» Listed entries:
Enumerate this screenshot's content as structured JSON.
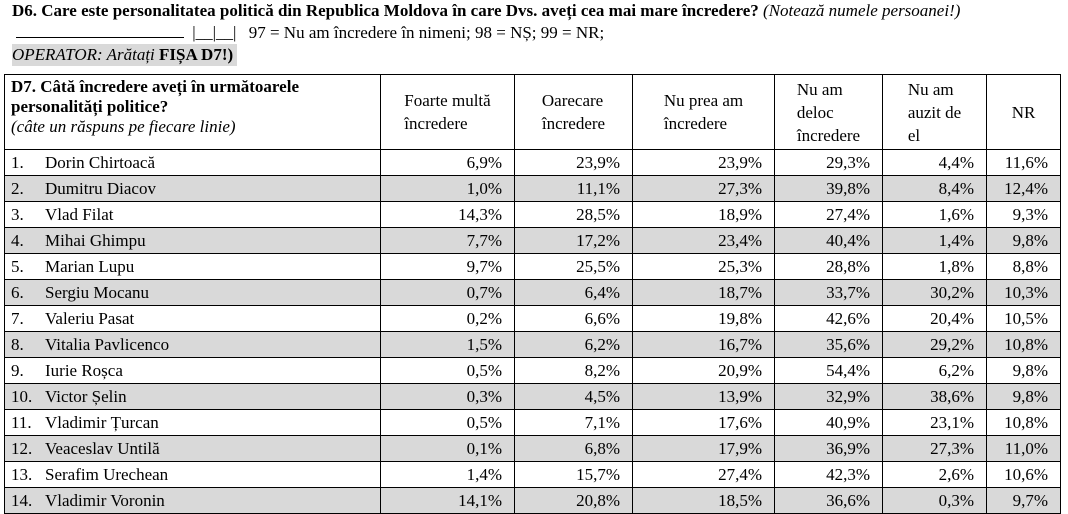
{
  "d6": {
    "label": "D6.",
    "question": "Care este personalitatea politică din Republica Moldova în care Dvs. aveți cea mai mare încredere?",
    "note": "(Notează numele persoanei!)",
    "codebox": "|__|__|",
    "codes": "97 = Nu am încredere în nimeni; 98 = NȘ; 99 = NR;",
    "operator_prefix": "OPERATOR: Arătați",
    "operator_card": "FIȘA D7!)"
  },
  "d7": {
    "question_bold": "D7.  Câtă încredere aveți în următoarele personalități politice?",
    "question_note": "(câte un răspuns pe fiecare linie)",
    "columns": [
      {
        "lines": [
          "Foarte multă",
          "încredere"
        ]
      },
      {
        "lines": [
          "Oarecare",
          "încredere"
        ]
      },
      {
        "lines": [
          "Nu prea am",
          "încredere"
        ]
      },
      {
        "lines": [
          "Nu am",
          "deloc",
          "încredere"
        ]
      },
      {
        "lines": [
          "Nu am",
          "auzit de",
          "el"
        ]
      },
      {
        "lines": [
          "NR"
        ]
      }
    ],
    "rows": [
      {
        "num": "1.",
        "name": "Dorin Chirtoacă",
        "values": [
          "6,9%",
          "23,9%",
          "23,9%",
          "29,3%",
          "4,4%",
          "11,6%"
        ]
      },
      {
        "num": "2.",
        "name": "Dumitru Diacov",
        "values": [
          "1,0%",
          "11,1%",
          "27,3%",
          "39,8%",
          "8,4%",
          "12,4%"
        ]
      },
      {
        "num": "3.",
        "name": "Vlad Filat",
        "values": [
          "14,3%",
          "28,5%",
          "18,9%",
          "27,4%",
          "1,6%",
          "9,3%"
        ]
      },
      {
        "num": "4.",
        "name": "Mihai Ghimpu",
        "values": [
          "7,7%",
          "17,2%",
          "23,4%",
          "40,4%",
          "1,4%",
          "9,8%"
        ]
      },
      {
        "num": "5.",
        "name": "Marian Lupu",
        "values": [
          "9,7%",
          "25,5%",
          "25,3%",
          "28,8%",
          "1,8%",
          "8,8%"
        ]
      },
      {
        "num": "6.",
        "name": "Sergiu Mocanu",
        "values": [
          "0,7%",
          "6,4%",
          "18,7%",
          "33,7%",
          "30,2%",
          "10,3%"
        ]
      },
      {
        "num": "7.",
        "name": "Valeriu Pasat",
        "values": [
          "0,2%",
          "6,6%",
          "19,8%",
          "42,6%",
          "20,4%",
          "10,5%"
        ]
      },
      {
        "num": "8.",
        "name": "Vitalia Pavlicenco",
        "values": [
          "1,5%",
          "6,2%",
          "16,7%",
          "35,6%",
          "29,2%",
          "10,8%"
        ]
      },
      {
        "num": "9.",
        "name": "Iurie Roșca",
        "values": [
          "0,5%",
          "8,2%",
          "20,9%",
          "54,4%",
          "6,2%",
          "9,8%"
        ]
      },
      {
        "num": "10.",
        "name": "Victor Șelin",
        "values": [
          "0,3%",
          "4,5%",
          "13,9%",
          "32,9%",
          "38,6%",
          "9,8%"
        ]
      },
      {
        "num": "11.",
        "name": "Vladimir Țurcan",
        "values": [
          "0,5%",
          "7,1%",
          "17,6%",
          "40,9%",
          "23,1%",
          "10,8%"
        ]
      },
      {
        "num": "12.",
        "name": "Veaceslav Untilă",
        "values": [
          "0,1%",
          "6,8%",
          "17,9%",
          "36,9%",
          "27,3%",
          "11,0%"
        ]
      },
      {
        "num": "13.",
        "name": "Serafim Urechean",
        "values": [
          "1,4%",
          "15,7%",
          "27,4%",
          "42,3%",
          "2,6%",
          "10,6%"
        ]
      },
      {
        "num": "14.",
        "name": "Vladimir Voronin",
        "values": [
          "14,1%",
          "20,8%",
          "18,5%",
          "36,6%",
          "0,3%",
          "9,7%"
        ]
      }
    ]
  }
}
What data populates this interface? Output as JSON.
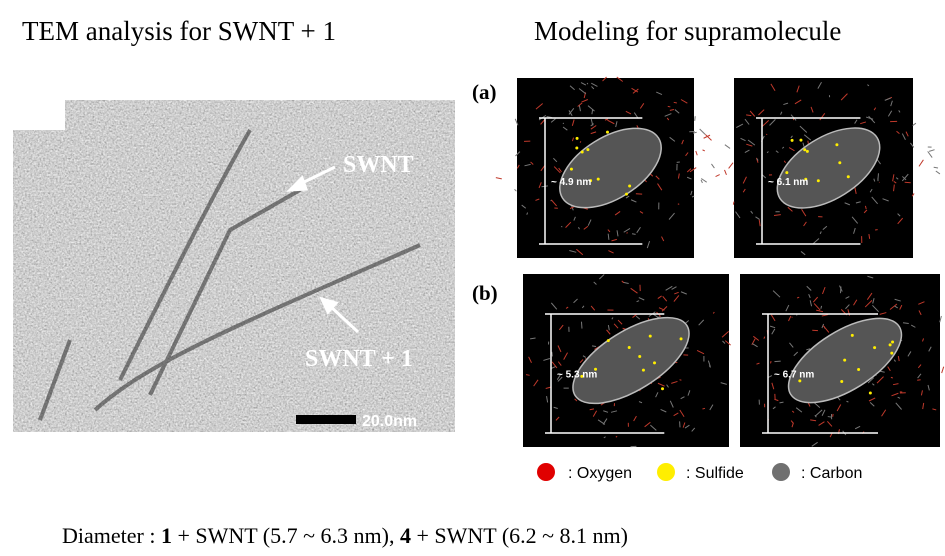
{
  "header": {
    "left_title": "TEM analysis  for SWNT + 1",
    "right_title": "Modeling for supramolecule"
  },
  "tem": {
    "arrow_labels": [
      "SWNT",
      "SWNT + 1"
    ],
    "scale_bar": "20.0nm"
  },
  "modeling": {
    "panels": [
      {
        "label": "(a)",
        "widths": [
          "~ 4.9 nm",
          "~ 6.1 nm"
        ]
      },
      {
        "label": "(b)",
        "widths": [
          "~ 5.3 nm",
          "~ 6.7 nm"
        ]
      }
    ],
    "legend": [
      ": Oxygen",
      ": Sulfide",
      ": Carbon"
    ]
  },
  "caption": {
    "parts": [
      "Diameter : ",
      "1",
      " + SWNT (5.7 ~ 6.3 nm), ",
      "4",
      " + SWNT (6.2 ~ 8.1 nm)"
    ]
  }
}
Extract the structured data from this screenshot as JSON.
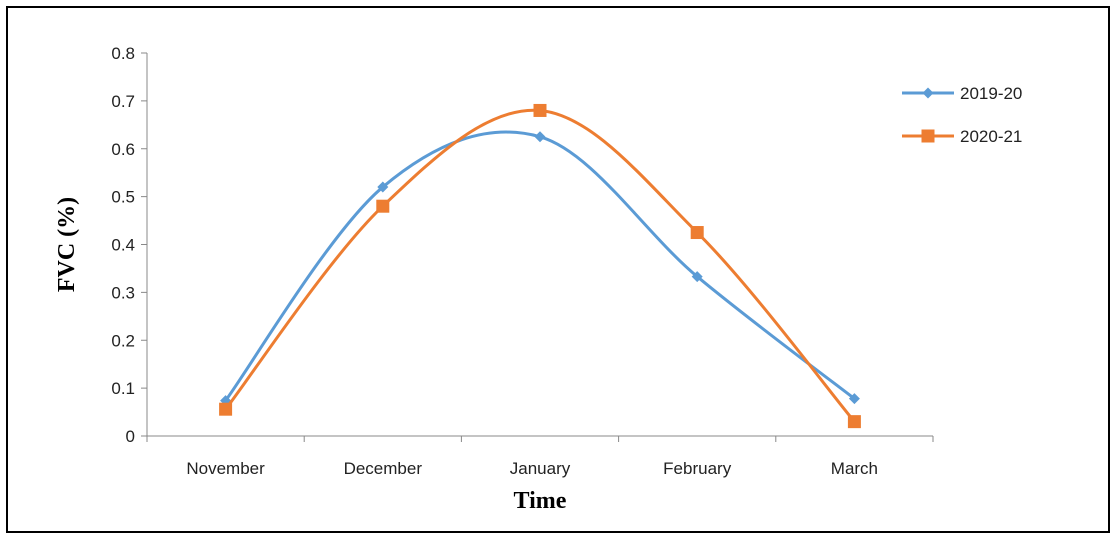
{
  "chart_data": {
    "type": "line",
    "title": "",
    "xlabel": "Time",
    "ylabel": "FVC (%)",
    "categories": [
      "November",
      "December",
      "January",
      "February",
      "March"
    ],
    "ylim": [
      0,
      0.8
    ],
    "yticks": [
      0,
      0.1,
      0.2,
      0.3,
      0.4,
      0.5,
      0.6,
      0.7,
      0.8
    ],
    "ytick_labels": [
      "0",
      "0.1",
      "0.2",
      "0.3",
      "0.4",
      "0.5",
      "0.6",
      "0.7",
      "0.8"
    ],
    "smooth": true,
    "grid": false,
    "legend_position": "right",
    "series": [
      {
        "name": "2019-20",
        "values": [
          0.074,
          0.52,
          0.625,
          0.333,
          0.078
        ],
        "color": "#5B9BD5",
        "marker": "diamond"
      },
      {
        "name": "2020-21",
        "values": [
          0.056,
          0.48,
          0.68,
          0.425,
          0.03
        ],
        "color": "#ED7D31",
        "marker": "square"
      }
    ]
  }
}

» Objective:
Go through the listing above and write it all out exactly, leaving out any picture.

» Reply:
Enumerate this screenshot's content as structured JSON.
{
  "d6": {
    "label": "D6.",
    "question": "Care este personalitatea politică din Republica Moldova în care Dvs. aveți cea mai mare încredere?",
    "note": "(Notează numele persoanei!)",
    "codebox": "|__|__|",
    "codes": "97 = Nu am încredere în nimeni; 98 = NȘ; 99 = NR;",
    "operator_prefix": "OPERATOR: Arătați",
    "operator_card": "FIȘA D7!)"
  },
  "d7": {
    "question_bold": "D7.  Câtă încredere aveți în următoarele personalități politice?",
    "question_note": "(câte un răspuns pe fiecare linie)",
    "columns": [
      {
        "lines": [
          "Foarte multă",
          "încredere"
        ]
      },
      {
        "lines": [
          "Oarecare",
          "încredere"
        ]
      },
      {
        "lines": [
          "Nu prea am",
          "încredere"
        ]
      },
      {
        "lines": [
          "Nu am",
          "deloc",
          "încredere"
        ]
      },
      {
        "lines": [
          "Nu am",
          "auzit de",
          "el"
        ]
      },
      {
        "lines": [
          "NR"
        ]
      }
    ],
    "rows": [
      {
        "num": "1.",
        "name": "Dorin Chirtoacă",
        "values": [
          "6,9%",
          "23,9%",
          "23,9%",
          "29,3%",
          "4,4%",
          "11,6%"
        ]
      },
      {
        "num": "2.",
        "name": "Dumitru Diacov",
        "values": [
          "1,0%",
          "11,1%",
          "27,3%",
          "39,8%",
          "8,4%",
          "12,4%"
        ]
      },
      {
        "num": "3.",
        "name": "Vlad Filat",
        "values": [
          "14,3%",
          "28,5%",
          "18,9%",
          "27,4%",
          "1,6%",
          "9,3%"
        ]
      },
      {
        "num": "4.",
        "name": "Mihai Ghimpu",
        "values": [
          "7,7%",
          "17,2%",
          "23,4%",
          "40,4%",
          "1,4%",
          "9,8%"
        ]
      },
      {
        "num": "5.",
        "name": "Marian Lupu",
        "values": [
          "9,7%",
          "25,5%",
          "25,3%",
          "28,8%",
          "1,8%",
          "8,8%"
        ]
      },
      {
        "num": "6.",
        "name": "Sergiu Mocanu",
        "values": [
          "0,7%",
          "6,4%",
          "18,7%",
          "33,7%",
          "30,2%",
          "10,3%"
        ]
      },
      {
        "num": "7.",
        "name": "Valeriu Pasat",
        "values": [
          "0,2%",
          "6,6%",
          "19,8%",
          "42,6%",
          "20,4%",
          "10,5%"
        ]
      },
      {
        "num": "8.",
        "name": "Vitalia Pavlicenco",
        "values": [
          "1,5%",
          "6,2%",
          "16,7%",
          "35,6%",
          "29,2%",
          "10,8%"
        ]
      },
      {
        "num": "9.",
        "name": "Iurie Roșca",
        "values": [
          "0,5%",
          "8,2%",
          "20,9%",
          "54,4%",
          "6,2%",
          "9,8%"
        ]
      },
      {
        "num": "10.",
        "name": "Victor Șelin",
        "values": [
          "0,3%",
          "4,5%",
          "13,9%",
          "32,9%",
          "38,6%",
          "9,8%"
        ]
      },
      {
        "num": "11.",
        "name": "Vladimir Țurcan",
        "values": [
          "0,5%",
          "7,1%",
          "17,6%",
          "40,9%",
          "23,1%",
          "10,8%"
        ]
      },
      {
        "num": "12.",
        "name": "Veaceslav Untilă",
        "values": [
          "0,1%",
          "6,8%",
          "17,9%",
          "36,9%",
          "27,3%",
          "11,0%"
        ]
      },
      {
        "num": "13.",
        "name": "Serafim Urechean",
        "values": [
          "1,4%",
          "15,7%",
          "27,4%",
          "42,3%",
          "2,6%",
          "10,6%"
        ]
      },
      {
        "num": "14.",
        "name": "Vladimir Voronin",
        "values": [
          "14,1%",
          "20,8%",
          "18,5%",
          "36,6%",
          "0,3%",
          "9,7%"
        ]
      }
    ]
  }
}
What data populates this interface? Output as JSON.
{
  "header": {
    "left_title": "TEM analysis  for SWNT + 1",
    "right_title": "Modeling for supramolecule"
  },
  "tem": {
    "arrow_labels": [
      "SWNT",
      "SWNT + 1"
    ],
    "scale_bar": "20.0nm"
  },
  "modeling": {
    "panels": [
      {
        "label": "(a)",
        "widths": [
          "~ 4.9 nm",
          "~ 6.1 nm"
        ]
      },
      {
        "label": "(b)",
        "widths": [
          "~ 5.3 nm",
          "~ 6.7 nm"
        ]
      }
    ],
    "legend": [
      ": Oxygen",
      ": Sulfide",
      ": Carbon"
    ]
  },
  "caption": {
    "parts": [
      "Diameter : ",
      "1",
      " + SWNT (5.7 ~ 6.3 nm), ",
      "4",
      " + SWNT (6.2 ~ 8.1 nm)"
    ]
  }
}
Extract the structured data from this screenshot as JSON.
{
  "chart_data": {
    "type": "line",
    "title": "",
    "xlabel": "Time",
    "ylabel": "FVC (%)",
    "categories": [
      "November",
      "December",
      "January",
      "February",
      "March"
    ],
    "ylim": [
      0,
      0.8
    ],
    "yticks": [
      0,
      0.1,
      0.2,
      0.3,
      0.4,
      0.5,
      0.6,
      0.7,
      0.8
    ],
    "ytick_labels": [
      "0",
      "0.1",
      "0.2",
      "0.3",
      "0.4",
      "0.5",
      "0.6",
      "0.7",
      "0.8"
    ],
    "smooth": true,
    "grid": false,
    "legend_position": "right",
    "series": [
      {
        "name": "2019-20",
        "values": [
          0.074,
          0.52,
          0.625,
          0.333,
          0.078
        ],
        "color": "#5B9BD5",
        "marker": "diamond"
      },
      {
        "name": "2020-21",
        "values": [
          0.056,
          0.48,
          0.68,
          0.425,
          0.03
        ],
        "color": "#ED7D31",
        "marker": "square"
      }
    ]
  }
}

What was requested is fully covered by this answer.